Your goal:
Show every line in the entries below where the word "Trust" appears.

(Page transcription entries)
+--

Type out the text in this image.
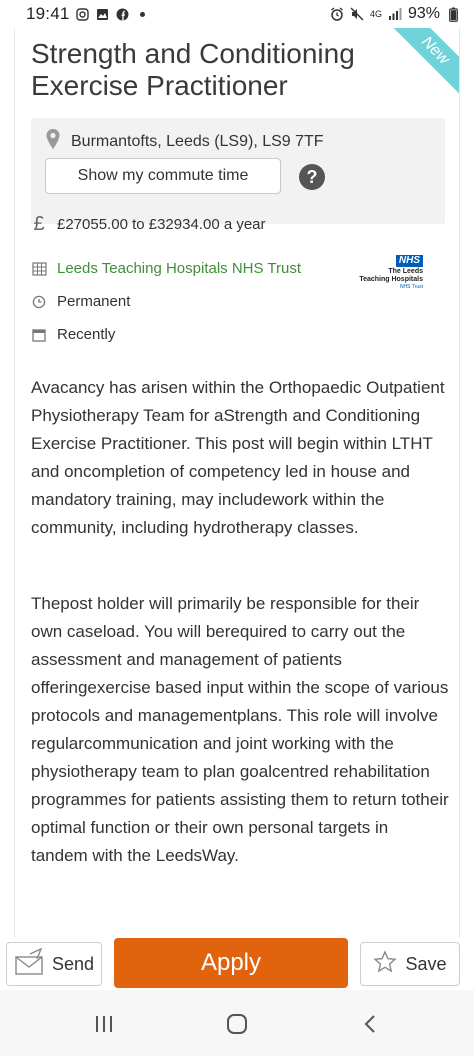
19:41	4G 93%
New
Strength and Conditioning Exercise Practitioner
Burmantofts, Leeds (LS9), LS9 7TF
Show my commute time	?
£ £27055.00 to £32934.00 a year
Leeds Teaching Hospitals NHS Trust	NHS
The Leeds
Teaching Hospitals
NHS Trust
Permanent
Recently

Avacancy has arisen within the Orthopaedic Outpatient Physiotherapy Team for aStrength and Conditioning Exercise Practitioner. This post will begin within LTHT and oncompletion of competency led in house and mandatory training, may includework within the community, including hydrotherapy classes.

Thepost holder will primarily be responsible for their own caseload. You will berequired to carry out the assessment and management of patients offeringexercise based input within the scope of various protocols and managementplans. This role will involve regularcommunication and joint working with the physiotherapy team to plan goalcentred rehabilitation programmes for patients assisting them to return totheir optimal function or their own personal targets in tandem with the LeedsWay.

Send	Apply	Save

+--

Result for this task:
Leeds Teaching Hospitals NHS Trust	NHS
NHS Trust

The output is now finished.